— START EXCERPTED RECORDS —

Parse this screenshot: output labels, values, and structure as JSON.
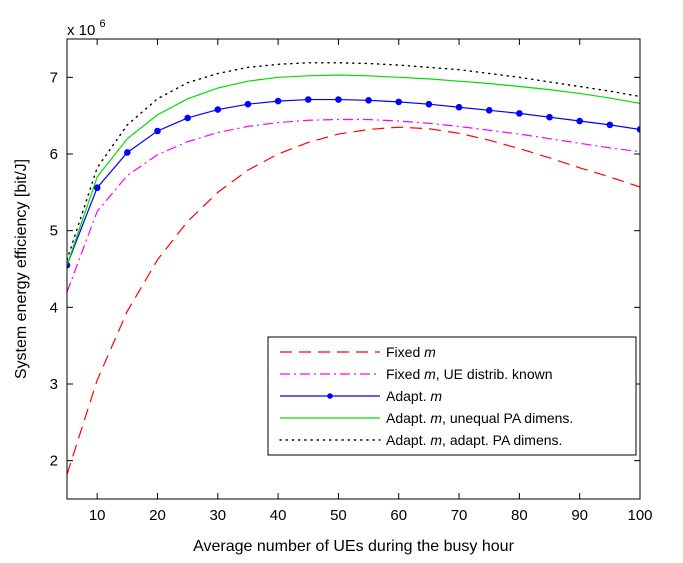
{
  "chart_data": {
    "type": "line",
    "title": "",
    "xlabel": "Average number of UEs during the busy hour",
    "ylabel": "System energy efficiency [bit/J]",
    "y_multiplier_label": "x 10",
    "y_multiplier_exponent": "6",
    "xlim": [
      5,
      100
    ],
    "ylim": [
      1.5,
      7.5
    ],
    "grid": false,
    "legend_position": "bottom-right",
    "x_ticks": [
      10,
      20,
      30,
      40,
      50,
      60,
      70,
      80,
      90,
      100
    ],
    "y_ticks": [
      2,
      3,
      4,
      5,
      6,
      7
    ],
    "x": [
      5,
      10,
      15,
      20,
      25,
      30,
      35,
      40,
      45,
      50,
      55,
      60,
      65,
      70,
      75,
      80,
      85,
      90,
      95,
      100
    ],
    "series": [
      {
        "name": "Fixed m",
        "name_main": "Fixed ",
        "name_italic": "m",
        "name_rest": "",
        "color": "#ff0000",
        "dash": "12 7",
        "marker": false,
        "values": [
          1.82,
          3.05,
          3.95,
          4.62,
          5.12,
          5.5,
          5.79,
          6.0,
          6.15,
          6.26,
          6.32,
          6.35,
          6.33,
          6.27,
          6.18,
          6.07,
          5.95,
          5.82,
          5.7,
          5.57
        ]
      },
      {
        "name": "Fixed m, UE distrib. known",
        "name_main": "Fixed ",
        "name_italic": "m",
        "name_rest": ", UE distrib. known",
        "color": "#ff00ff",
        "dash": "10 4 2 4",
        "marker": false,
        "values": [
          4.2,
          5.25,
          5.72,
          5.99,
          6.16,
          6.28,
          6.36,
          6.41,
          6.44,
          6.45,
          6.45,
          6.43,
          6.4,
          6.36,
          6.31,
          6.26,
          6.2,
          6.14,
          6.08,
          6.03
        ]
      },
      {
        "name": "Adapt. m",
        "name_main": "Adapt. ",
        "name_italic": "m",
        "name_rest": "",
        "color": "#0000ff",
        "dash": "",
        "marker": true,
        "values": [
          4.55,
          5.56,
          6.02,
          6.3,
          6.47,
          6.58,
          6.65,
          6.69,
          6.71,
          6.71,
          6.7,
          6.68,
          6.65,
          6.61,
          6.57,
          6.53,
          6.48,
          6.43,
          6.38,
          6.32
        ]
      },
      {
        "name": "Adapt. m, unequal PA dimens.",
        "name_main": "Adapt. ",
        "name_italic": "m",
        "name_rest": ", unequal PA dimens.",
        "color": "#00dd00",
        "dash": "",
        "marker": false,
        "values": [
          4.55,
          5.7,
          6.2,
          6.51,
          6.72,
          6.86,
          6.95,
          7.0,
          7.02,
          7.03,
          7.02,
          7.0,
          6.98,
          6.95,
          6.92,
          6.88,
          6.84,
          6.79,
          6.73,
          6.66
        ]
      },
      {
        "name": "Adapt. m, adapt. PA dimens.",
        "name_main": "Adapt. ",
        "name_italic": "m",
        "name_rest": ", adapt. PA dimens.",
        "color": "#000000",
        "dash": "1.2 5",
        "marker": false,
        "values": [
          4.62,
          5.82,
          6.38,
          6.72,
          6.93,
          7.05,
          7.13,
          7.17,
          7.19,
          7.19,
          7.18,
          7.16,
          7.13,
          7.1,
          7.05,
          7.0,
          6.94,
          6.88,
          6.82,
          6.75
        ]
      }
    ]
  }
}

— END EXCERPTED RECORDS —

PROBLEM TO WORK ON: Find the lines containing "unequal" and list every one of them.

WRITTEN ANSWER:
        "name": "Adapt. m, unequal PA dimens.",
        "name_rest": ", unequal PA dimens.",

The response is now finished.